(Collected data)
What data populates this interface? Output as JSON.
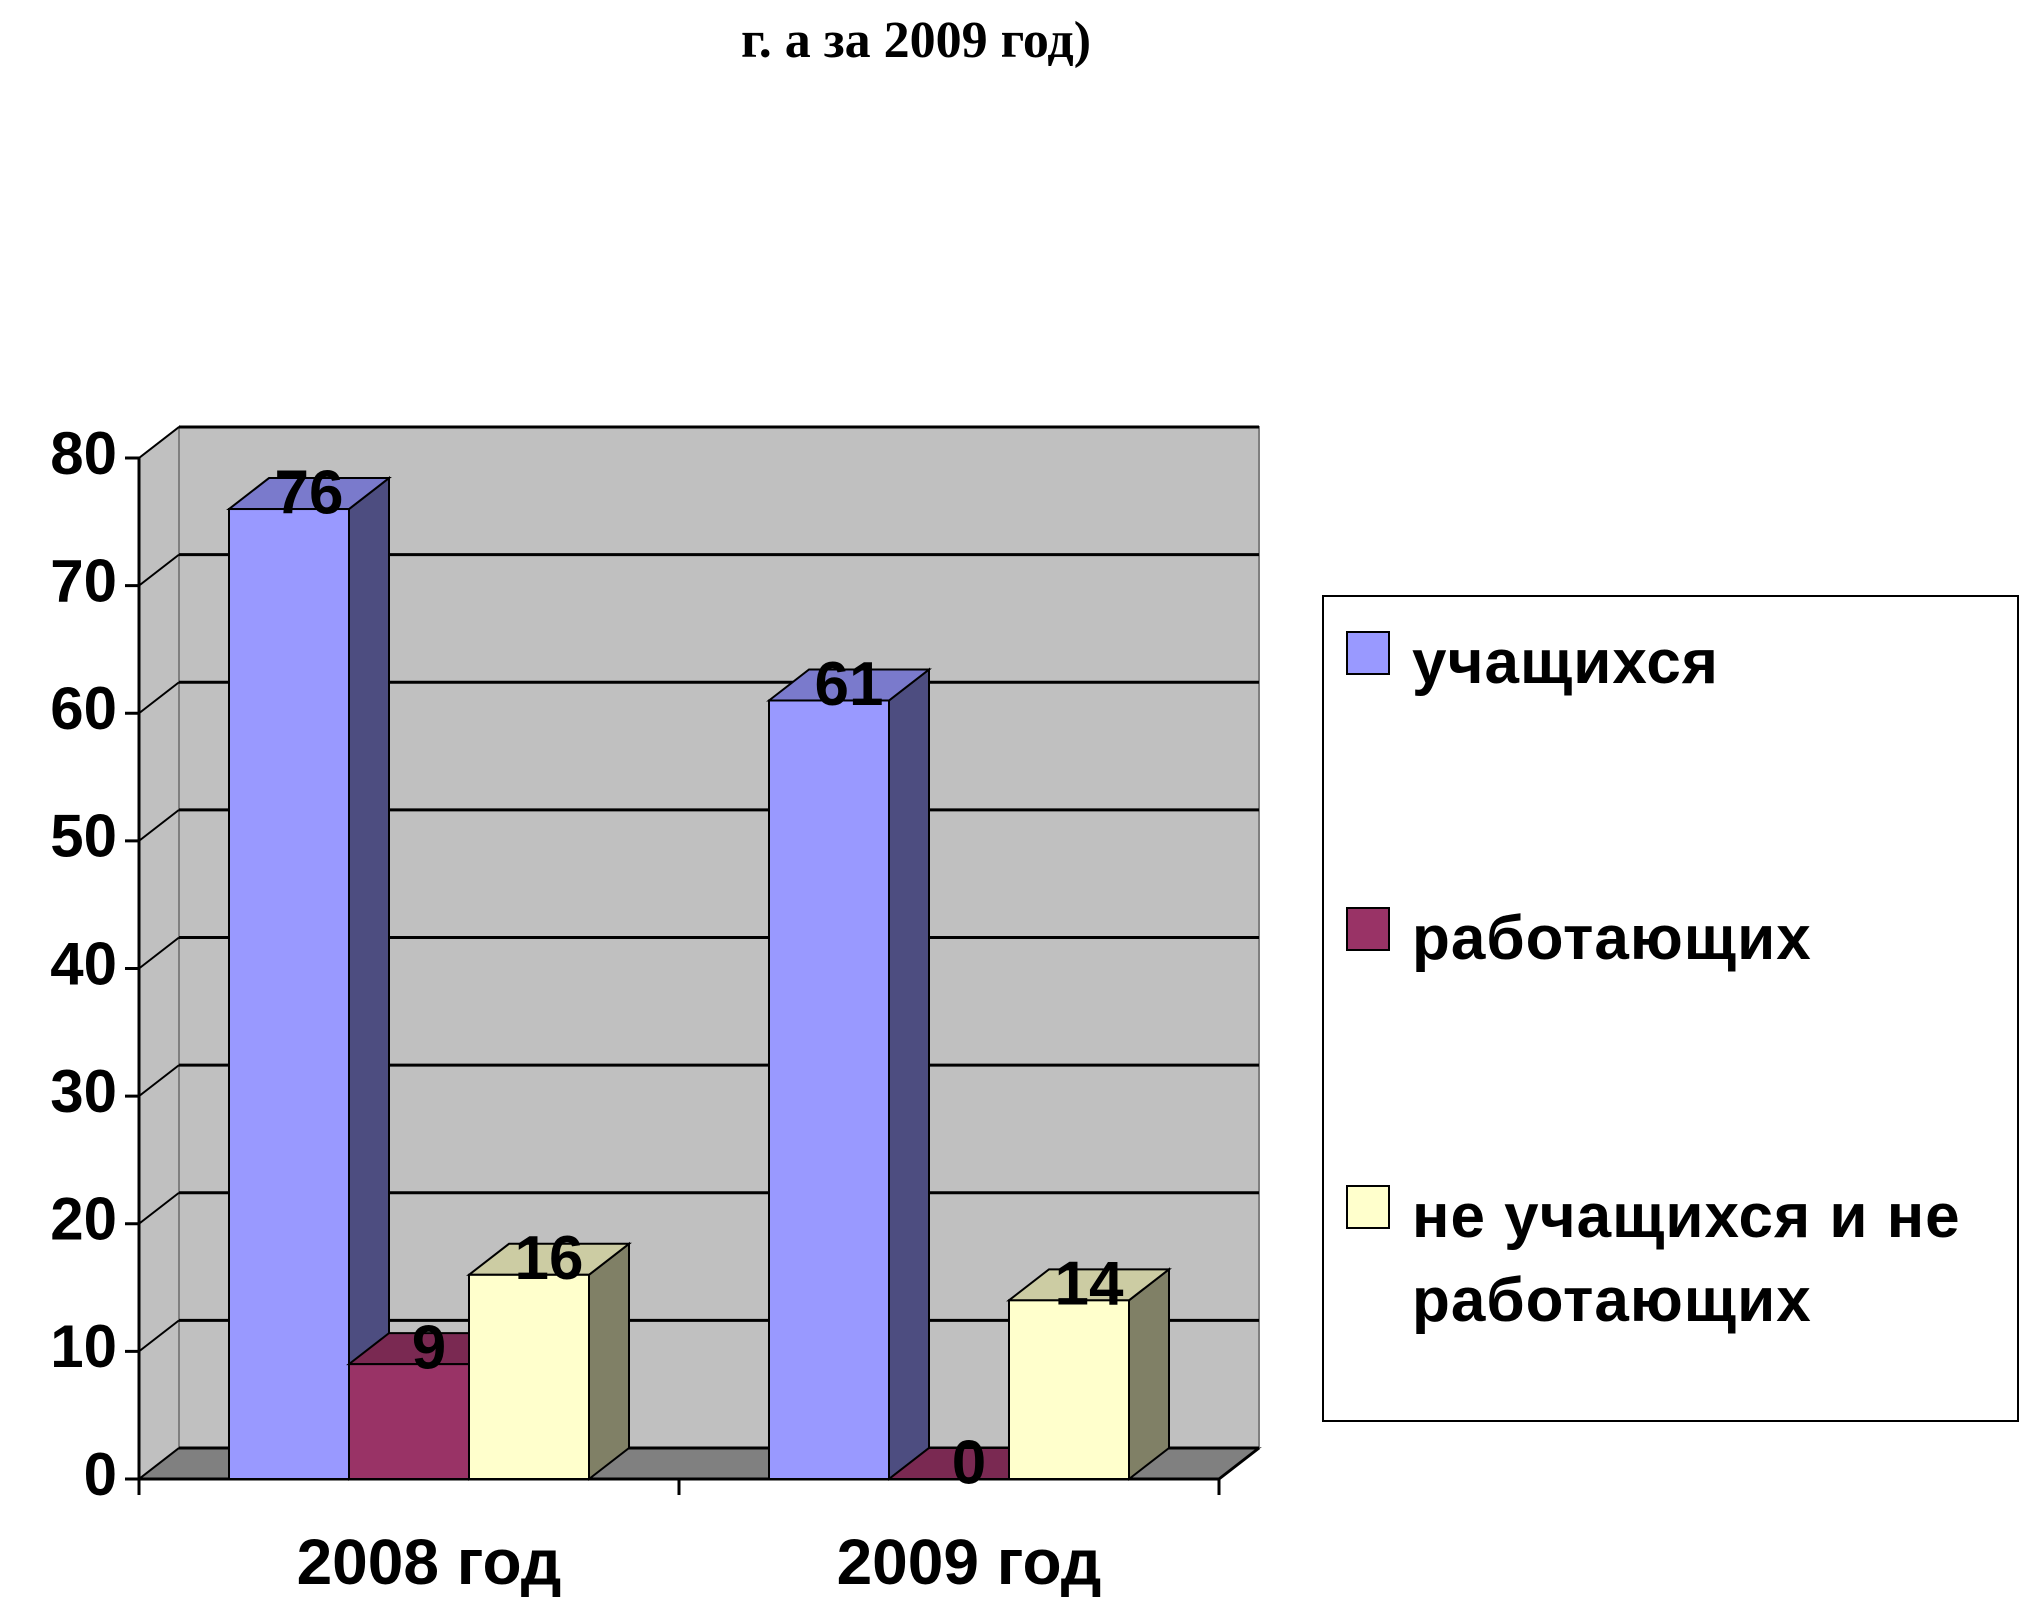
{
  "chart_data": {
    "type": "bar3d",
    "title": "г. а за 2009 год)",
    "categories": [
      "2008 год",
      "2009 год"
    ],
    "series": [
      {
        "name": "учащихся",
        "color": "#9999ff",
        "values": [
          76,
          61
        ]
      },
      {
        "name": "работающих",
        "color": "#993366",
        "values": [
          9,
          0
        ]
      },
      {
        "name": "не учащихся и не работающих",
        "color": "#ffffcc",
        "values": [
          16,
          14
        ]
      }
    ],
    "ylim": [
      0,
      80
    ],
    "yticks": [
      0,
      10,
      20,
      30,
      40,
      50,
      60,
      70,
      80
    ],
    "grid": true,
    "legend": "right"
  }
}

» **GIVEN PROBLEM**: Reproduce every line of the material precisely, omitting its pictures.

» **THE OUTPUT**:
What data populates this interface? Output as JSON.
{
  "chart_data": {
    "type": "bar3d",
    "title": "г. а за 2009 год)",
    "categories": [
      "2008 год",
      "2009 год"
    ],
    "series": [
      {
        "name": "учащихся",
        "color": "#9999ff",
        "values": [
          76,
          61
        ]
      },
      {
        "name": "работающих",
        "color": "#993366",
        "values": [
          9,
          0
        ]
      },
      {
        "name": "не учащихся и не работающих",
        "color": "#ffffcc",
        "values": [
          16,
          14
        ]
      }
    ],
    "ylim": [
      0,
      80
    ],
    "yticks": [
      0,
      10,
      20,
      30,
      40,
      50,
      60,
      70,
      80
    ],
    "grid": true,
    "legend": "right"
  }
}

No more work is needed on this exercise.